→ What you are asked to do
Only lines holding the word "this" should be copied from the material.

→ Extracted data
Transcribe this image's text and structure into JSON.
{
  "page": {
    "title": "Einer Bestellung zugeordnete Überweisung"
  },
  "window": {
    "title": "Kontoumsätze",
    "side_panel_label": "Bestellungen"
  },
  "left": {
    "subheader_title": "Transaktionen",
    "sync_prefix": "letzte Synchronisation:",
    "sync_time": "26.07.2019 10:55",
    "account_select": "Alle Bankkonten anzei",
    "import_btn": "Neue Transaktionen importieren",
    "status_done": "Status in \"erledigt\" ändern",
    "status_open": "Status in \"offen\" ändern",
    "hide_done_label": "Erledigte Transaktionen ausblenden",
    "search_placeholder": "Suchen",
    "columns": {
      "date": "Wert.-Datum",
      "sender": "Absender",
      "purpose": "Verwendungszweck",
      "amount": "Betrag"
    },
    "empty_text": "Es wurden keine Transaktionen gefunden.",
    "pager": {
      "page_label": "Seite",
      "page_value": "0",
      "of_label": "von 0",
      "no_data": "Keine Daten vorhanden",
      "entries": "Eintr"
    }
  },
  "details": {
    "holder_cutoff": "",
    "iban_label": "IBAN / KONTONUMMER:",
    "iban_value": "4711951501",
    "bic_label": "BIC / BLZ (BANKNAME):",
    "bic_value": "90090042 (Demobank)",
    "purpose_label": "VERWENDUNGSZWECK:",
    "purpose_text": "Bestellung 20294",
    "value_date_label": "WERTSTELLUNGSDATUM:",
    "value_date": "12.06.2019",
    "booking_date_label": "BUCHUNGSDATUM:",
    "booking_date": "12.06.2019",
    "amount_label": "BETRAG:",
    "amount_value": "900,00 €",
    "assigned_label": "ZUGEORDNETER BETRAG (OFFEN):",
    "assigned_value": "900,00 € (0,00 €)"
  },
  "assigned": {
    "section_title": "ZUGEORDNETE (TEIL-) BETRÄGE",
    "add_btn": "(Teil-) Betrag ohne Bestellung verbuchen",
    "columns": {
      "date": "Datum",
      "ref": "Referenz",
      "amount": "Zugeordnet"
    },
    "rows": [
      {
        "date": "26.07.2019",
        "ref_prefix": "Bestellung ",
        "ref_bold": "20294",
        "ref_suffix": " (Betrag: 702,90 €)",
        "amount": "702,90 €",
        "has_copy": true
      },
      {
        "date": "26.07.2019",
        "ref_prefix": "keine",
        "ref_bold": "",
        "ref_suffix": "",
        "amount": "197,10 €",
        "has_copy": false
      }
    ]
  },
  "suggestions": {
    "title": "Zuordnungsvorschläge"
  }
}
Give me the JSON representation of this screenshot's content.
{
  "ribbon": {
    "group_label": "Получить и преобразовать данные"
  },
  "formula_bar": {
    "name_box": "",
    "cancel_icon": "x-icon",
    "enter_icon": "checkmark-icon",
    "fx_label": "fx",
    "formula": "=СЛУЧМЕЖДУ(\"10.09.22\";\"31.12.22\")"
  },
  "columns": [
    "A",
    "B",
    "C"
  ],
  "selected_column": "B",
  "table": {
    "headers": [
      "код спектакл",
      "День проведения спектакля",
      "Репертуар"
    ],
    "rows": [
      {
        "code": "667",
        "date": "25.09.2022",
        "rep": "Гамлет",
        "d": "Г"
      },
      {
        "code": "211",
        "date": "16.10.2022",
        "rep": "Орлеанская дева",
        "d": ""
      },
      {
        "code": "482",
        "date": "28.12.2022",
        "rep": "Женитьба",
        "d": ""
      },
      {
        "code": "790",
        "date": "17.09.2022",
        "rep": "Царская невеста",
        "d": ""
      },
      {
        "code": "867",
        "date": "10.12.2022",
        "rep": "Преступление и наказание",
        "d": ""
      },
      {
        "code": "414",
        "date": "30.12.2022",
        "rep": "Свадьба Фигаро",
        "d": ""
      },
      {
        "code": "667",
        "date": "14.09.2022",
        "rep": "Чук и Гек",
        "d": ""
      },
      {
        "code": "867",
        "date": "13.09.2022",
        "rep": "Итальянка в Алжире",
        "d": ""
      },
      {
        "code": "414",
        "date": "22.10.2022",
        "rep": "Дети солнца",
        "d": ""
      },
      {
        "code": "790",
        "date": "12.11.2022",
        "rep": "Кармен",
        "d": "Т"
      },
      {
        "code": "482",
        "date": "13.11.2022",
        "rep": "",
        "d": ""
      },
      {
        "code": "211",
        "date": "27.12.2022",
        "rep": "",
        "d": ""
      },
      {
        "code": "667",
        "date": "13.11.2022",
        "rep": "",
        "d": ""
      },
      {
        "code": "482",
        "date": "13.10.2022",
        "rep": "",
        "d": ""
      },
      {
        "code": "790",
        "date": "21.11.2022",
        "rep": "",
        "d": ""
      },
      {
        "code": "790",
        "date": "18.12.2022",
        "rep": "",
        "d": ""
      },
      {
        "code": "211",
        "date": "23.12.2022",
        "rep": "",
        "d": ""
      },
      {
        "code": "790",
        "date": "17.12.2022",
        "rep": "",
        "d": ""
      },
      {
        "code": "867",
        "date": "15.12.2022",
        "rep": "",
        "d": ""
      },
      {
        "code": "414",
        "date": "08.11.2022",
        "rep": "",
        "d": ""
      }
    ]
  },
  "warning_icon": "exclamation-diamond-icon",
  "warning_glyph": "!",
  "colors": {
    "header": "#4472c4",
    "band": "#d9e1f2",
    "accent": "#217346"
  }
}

→ Task answer
Transcribe this image's text and structure into JSON.
Give me the JSON representation of this screenshot's content.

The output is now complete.